### REQUIREMENTS
For the entries below, how many lines include the word "triangle"? Give the figure and nothing more.
--- EXTRACTED RECORDS ---
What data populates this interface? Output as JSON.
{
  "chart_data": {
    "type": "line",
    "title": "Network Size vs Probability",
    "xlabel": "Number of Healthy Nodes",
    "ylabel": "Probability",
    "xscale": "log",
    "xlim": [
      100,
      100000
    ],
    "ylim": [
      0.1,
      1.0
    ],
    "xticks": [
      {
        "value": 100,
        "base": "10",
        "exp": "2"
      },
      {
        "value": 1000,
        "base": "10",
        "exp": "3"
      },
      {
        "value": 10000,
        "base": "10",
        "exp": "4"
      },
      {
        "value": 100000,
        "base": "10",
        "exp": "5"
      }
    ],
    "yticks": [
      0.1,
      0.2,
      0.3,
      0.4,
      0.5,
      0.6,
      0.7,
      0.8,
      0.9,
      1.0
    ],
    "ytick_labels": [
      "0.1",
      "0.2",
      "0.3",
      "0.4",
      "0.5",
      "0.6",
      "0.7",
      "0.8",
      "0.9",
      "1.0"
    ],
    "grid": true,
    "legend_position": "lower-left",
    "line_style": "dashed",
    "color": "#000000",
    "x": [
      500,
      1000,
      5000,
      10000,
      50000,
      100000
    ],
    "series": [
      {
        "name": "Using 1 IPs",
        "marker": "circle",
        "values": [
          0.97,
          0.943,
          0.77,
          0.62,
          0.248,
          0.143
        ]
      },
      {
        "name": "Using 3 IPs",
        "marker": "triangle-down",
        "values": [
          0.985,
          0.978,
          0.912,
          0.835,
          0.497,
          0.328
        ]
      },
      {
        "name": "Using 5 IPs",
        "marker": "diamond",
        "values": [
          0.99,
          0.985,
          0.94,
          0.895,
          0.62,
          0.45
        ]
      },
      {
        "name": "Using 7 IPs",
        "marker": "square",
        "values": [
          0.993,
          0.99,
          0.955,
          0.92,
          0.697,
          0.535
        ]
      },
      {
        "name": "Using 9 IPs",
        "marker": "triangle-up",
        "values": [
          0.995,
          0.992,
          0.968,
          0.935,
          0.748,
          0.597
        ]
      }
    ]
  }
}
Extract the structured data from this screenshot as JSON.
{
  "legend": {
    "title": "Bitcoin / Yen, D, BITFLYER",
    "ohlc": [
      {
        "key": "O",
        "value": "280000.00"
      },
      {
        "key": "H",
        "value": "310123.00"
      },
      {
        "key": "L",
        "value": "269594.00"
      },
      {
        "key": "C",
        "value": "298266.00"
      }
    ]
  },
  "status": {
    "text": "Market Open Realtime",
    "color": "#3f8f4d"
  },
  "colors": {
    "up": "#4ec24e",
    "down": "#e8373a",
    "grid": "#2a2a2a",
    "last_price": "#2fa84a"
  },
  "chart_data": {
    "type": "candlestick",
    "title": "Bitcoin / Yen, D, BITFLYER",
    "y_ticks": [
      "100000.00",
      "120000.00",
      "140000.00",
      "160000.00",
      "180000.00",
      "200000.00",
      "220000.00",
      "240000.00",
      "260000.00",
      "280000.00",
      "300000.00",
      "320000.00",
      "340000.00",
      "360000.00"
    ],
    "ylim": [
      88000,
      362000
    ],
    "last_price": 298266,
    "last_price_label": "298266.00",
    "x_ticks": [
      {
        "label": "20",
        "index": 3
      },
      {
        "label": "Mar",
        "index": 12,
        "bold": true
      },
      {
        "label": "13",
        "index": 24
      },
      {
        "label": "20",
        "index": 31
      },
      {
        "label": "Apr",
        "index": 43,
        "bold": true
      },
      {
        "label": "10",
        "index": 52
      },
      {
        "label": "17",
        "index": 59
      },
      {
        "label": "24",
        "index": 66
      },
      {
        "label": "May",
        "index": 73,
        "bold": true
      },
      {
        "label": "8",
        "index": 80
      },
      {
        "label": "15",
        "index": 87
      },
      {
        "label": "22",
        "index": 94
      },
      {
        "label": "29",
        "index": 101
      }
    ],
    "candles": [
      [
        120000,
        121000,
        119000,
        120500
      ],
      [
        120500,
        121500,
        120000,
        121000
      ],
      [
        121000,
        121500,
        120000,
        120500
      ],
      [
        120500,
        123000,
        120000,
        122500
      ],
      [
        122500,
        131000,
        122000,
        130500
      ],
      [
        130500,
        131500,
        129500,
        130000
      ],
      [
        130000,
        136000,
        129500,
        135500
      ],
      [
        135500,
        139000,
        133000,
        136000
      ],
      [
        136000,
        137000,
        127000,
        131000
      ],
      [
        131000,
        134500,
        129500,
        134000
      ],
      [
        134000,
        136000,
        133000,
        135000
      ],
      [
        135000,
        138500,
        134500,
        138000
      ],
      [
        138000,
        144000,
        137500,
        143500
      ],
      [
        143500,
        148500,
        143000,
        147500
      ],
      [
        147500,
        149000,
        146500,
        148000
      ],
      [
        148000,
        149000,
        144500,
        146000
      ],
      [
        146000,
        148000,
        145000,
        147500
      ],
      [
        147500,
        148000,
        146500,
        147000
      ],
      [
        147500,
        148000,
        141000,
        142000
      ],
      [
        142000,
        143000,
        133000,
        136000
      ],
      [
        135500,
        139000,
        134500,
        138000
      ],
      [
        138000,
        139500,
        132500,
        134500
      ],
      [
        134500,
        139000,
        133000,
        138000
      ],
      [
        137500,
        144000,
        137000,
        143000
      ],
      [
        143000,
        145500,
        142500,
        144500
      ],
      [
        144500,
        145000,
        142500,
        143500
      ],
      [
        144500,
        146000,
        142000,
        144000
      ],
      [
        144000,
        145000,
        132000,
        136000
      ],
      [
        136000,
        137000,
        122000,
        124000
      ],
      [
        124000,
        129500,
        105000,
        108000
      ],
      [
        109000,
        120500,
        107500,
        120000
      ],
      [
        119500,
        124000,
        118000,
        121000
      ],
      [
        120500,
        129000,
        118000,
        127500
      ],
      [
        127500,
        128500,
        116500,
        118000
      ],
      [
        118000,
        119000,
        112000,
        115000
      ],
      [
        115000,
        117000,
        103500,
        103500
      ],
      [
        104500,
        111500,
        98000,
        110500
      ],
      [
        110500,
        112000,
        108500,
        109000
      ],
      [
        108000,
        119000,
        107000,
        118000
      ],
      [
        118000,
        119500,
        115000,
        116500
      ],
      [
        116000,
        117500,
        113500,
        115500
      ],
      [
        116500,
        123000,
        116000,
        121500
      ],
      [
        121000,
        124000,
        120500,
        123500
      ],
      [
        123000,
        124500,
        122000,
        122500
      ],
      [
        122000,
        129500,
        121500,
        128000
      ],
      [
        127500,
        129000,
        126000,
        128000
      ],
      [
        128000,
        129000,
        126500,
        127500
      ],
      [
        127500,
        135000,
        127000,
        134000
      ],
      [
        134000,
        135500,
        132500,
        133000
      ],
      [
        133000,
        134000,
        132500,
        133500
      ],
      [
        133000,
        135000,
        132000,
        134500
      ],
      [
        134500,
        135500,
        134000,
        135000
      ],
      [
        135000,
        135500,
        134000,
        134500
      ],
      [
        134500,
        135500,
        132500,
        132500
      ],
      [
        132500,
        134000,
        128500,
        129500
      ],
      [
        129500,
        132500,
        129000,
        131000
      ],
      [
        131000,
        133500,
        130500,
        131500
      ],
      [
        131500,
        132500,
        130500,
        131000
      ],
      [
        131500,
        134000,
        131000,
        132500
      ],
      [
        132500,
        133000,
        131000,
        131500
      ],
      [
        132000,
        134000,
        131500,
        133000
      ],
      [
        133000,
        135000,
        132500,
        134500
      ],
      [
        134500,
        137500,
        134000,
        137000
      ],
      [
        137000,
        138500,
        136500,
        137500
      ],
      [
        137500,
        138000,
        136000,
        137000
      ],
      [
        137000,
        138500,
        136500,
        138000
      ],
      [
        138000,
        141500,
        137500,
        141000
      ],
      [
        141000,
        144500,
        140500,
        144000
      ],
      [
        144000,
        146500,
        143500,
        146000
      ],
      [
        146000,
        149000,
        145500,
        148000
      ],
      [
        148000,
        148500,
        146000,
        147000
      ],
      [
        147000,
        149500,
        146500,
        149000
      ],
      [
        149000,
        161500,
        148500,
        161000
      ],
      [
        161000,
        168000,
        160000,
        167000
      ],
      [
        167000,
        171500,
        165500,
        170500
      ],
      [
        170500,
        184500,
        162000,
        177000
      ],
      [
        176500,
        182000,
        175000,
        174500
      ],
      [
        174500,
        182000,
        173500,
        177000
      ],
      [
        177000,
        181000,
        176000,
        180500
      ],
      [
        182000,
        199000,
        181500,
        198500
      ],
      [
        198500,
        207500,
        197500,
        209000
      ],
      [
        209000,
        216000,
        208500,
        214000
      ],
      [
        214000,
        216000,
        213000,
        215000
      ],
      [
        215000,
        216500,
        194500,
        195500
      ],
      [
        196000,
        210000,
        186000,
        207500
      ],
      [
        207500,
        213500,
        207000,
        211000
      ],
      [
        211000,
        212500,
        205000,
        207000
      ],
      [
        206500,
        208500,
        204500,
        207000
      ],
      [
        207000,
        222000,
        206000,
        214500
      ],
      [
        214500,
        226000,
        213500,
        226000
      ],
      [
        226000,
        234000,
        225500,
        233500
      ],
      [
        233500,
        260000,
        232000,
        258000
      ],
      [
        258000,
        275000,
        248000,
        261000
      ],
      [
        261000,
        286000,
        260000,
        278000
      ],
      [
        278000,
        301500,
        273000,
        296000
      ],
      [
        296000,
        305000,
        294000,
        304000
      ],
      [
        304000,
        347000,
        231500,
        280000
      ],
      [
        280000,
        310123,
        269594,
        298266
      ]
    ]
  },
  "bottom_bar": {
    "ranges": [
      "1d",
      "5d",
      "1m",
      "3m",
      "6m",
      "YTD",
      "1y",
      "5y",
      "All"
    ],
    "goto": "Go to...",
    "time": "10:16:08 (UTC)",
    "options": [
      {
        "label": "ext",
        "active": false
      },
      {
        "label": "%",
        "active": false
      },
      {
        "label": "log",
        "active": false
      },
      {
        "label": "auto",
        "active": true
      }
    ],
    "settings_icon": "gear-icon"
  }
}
---
### ANSWER BELOW
2